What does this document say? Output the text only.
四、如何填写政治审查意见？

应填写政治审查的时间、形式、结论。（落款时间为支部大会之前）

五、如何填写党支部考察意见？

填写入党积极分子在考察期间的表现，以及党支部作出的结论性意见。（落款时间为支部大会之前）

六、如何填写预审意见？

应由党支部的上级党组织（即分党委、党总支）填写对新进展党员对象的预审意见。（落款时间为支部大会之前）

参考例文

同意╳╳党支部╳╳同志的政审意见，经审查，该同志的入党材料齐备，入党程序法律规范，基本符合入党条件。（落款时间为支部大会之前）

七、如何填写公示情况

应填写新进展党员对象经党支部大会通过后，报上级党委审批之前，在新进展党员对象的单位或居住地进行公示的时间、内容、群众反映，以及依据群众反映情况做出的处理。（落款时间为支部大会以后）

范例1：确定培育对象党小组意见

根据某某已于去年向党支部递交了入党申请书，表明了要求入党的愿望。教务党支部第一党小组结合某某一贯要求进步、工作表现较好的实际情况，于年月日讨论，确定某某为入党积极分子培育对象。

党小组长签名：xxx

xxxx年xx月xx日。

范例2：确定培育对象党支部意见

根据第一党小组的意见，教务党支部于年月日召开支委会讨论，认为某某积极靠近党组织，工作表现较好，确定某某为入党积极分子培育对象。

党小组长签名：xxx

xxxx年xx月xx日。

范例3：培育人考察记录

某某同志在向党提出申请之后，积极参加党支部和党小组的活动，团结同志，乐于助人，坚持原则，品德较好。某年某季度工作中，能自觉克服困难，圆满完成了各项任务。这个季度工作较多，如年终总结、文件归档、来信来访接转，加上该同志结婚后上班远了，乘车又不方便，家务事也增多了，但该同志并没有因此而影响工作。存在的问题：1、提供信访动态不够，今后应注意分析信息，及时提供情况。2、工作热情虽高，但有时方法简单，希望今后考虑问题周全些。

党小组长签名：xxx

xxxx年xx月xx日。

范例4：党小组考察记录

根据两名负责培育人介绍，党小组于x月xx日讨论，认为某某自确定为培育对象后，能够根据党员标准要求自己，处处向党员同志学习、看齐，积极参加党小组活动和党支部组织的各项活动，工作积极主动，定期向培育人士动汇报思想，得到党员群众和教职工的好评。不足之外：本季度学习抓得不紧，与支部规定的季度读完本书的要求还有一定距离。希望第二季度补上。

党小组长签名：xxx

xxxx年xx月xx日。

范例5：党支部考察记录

[To be done]
From the material above, copy each line that includes the word "确定某某为入党积极分子培育对象".

[Expected output]
根据某某已于去年向党支部递交了入党申请书，表明了要求入党的愿望。教务党支部第一党小组结合某某一贯要求进步、工作表现较好的实际情况，于年月日讨论，确定某某为入党积极分子培育对象。
根据第一党小组的意见，教务党支部于年月日召开支委会讨论，认为某某积极靠近党组织，工作表现较好，确定某某为入党积极分子培育对象。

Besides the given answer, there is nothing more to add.